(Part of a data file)
════════════════════

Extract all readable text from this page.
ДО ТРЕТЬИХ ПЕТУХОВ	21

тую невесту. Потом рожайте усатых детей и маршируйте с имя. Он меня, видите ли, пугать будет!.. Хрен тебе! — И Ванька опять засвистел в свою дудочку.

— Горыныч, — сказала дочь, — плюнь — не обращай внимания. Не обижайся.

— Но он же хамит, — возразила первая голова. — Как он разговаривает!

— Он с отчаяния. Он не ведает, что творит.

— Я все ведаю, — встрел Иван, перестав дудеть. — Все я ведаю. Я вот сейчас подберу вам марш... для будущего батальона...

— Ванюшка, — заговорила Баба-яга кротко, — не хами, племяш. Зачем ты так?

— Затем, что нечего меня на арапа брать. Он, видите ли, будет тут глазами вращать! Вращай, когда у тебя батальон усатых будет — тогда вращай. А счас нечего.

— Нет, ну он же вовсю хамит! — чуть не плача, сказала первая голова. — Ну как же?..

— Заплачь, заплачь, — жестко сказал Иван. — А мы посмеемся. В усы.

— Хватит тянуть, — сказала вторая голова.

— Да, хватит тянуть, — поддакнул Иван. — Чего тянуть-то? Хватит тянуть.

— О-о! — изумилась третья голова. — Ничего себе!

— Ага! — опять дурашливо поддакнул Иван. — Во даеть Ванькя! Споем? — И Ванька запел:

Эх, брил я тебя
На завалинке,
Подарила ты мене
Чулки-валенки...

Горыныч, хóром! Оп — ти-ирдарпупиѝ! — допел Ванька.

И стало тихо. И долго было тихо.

════════════════════

### EXERCISE INSTRUCTIONS
Copy each line of the listing that contains the string "хамит".

### TASK RESPONSE
— Но он же хамит, — возразила первая голова. — Как он разговаривает!
— Нет, ну он же вовсю хамит! — чуть не плача, сказала первая голова. — Ну как же?..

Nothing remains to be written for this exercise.